▶ _REQUIRED WORK_:
Please give the data below again in full, exactly as it stands.

▶ _DATA SECTION_:
========

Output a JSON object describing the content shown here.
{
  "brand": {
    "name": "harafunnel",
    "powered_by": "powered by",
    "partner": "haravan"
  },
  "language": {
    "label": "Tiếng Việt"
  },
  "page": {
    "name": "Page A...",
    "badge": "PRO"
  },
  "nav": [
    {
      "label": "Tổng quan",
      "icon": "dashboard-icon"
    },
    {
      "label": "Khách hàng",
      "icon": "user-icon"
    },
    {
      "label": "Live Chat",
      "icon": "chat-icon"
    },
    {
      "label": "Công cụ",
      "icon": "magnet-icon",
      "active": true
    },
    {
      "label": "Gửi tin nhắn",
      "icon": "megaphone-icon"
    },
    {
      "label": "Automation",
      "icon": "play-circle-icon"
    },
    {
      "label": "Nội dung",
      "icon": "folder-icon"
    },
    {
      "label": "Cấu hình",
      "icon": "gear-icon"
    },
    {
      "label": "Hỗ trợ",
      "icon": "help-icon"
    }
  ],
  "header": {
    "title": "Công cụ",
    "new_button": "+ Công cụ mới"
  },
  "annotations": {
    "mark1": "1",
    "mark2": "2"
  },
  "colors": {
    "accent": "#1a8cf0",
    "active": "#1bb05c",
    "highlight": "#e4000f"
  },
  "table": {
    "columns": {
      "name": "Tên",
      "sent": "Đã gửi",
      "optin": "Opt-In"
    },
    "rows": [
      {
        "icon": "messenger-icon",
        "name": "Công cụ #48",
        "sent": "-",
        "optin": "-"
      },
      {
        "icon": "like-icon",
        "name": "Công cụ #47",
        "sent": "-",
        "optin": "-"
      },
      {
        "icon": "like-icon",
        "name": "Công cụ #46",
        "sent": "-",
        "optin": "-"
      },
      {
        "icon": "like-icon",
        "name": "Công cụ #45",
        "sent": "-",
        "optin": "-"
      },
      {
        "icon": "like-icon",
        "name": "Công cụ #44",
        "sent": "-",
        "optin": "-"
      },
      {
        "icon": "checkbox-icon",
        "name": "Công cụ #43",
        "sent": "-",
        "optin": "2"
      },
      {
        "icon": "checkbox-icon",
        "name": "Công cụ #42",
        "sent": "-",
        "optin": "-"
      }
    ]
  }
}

========

▶ _SOLUTION FOR THIS TASK_:
Output a JSON object describing the content shown here.
{
  "brand": {
    "name": "harafunnel",
    "powered_by": "powered by",
    "partner": "haravan"
  },
  "language": {
    "label": "Tiếng Việt"
  },
  "page": {
    "name": "Page A...",
    "badge": "PRO"
  },
  "nav": [
    {
      "label": "Tổng quan",
      "icon": "dashboard-icon"
    },
    {
      "label": "Khách hàng",
      "icon": "user-icon"
    },
    {
      "label": "Live Chat",
      "icon": "chat-icon"
    },
    {
      "label": "Công cụ",
      "icon": "magnet-icon",
      "active": true
    },
    {
      "label": "Gửi tin nhắn",
      "icon": "megaphone-icon"
    },
    {
      "label": "Automation",
      "icon": "play-circle-icon"
    },
    {
      "label": "Nội dung",
      "icon": "folder-icon"
    },
    {
      "label": "Cấu hình",
      "icon": "gear-icon"
    },
    {
      "label": "Hỗ trợ",
      "icon": "help-icon"
    }
  ],
  "header": {
    "title": "Công cụ",
    "new_button": "+ Công cụ mới"
  },
  "annotations": {
    "mark1": "1",
    "mark2": "2"
  },
  "colors": {
    "accent": "#1a8cf0",
    "active": "#1bb05c",
    "highlight": "#e4000f"
  },
  "table": {
    "columns": {
      "name": "Tên",
      "sent": "Đã gửi",
      "optin": "Opt-In"
    },
    "rows": [
      {
        "icon": "messenger-icon",
        "name": "Công cụ #48",
        "sent": "-",
        "optin": "-"
      },
      {
        "icon": "like-icon",
        "name": "Công cụ #47",
        "sent": "-",
        "optin": "-"
      },
      {
        "icon": "like-icon",
        "name": "Công cụ #46",
        "sent": "-",
        "optin": "-"
      },
      {
        "icon": "like-icon",
        "name": "Công cụ #45",
        "sent": "-",
        "optin": "-"
      },
      {
        "icon": "like-icon",
        "name": "Công cụ #44",
        "sent": "-",
        "optin": "-"
      },
      {
        "icon": "checkbox-icon",
        "name": "Công cụ #43",
        "sent": "-",
        "optin": "2"
      },
      {
        "icon": "checkbox-icon",
        "name": "Công cụ #42",
        "sent": "-",
        "optin": "-"
      }
    ]
  }
}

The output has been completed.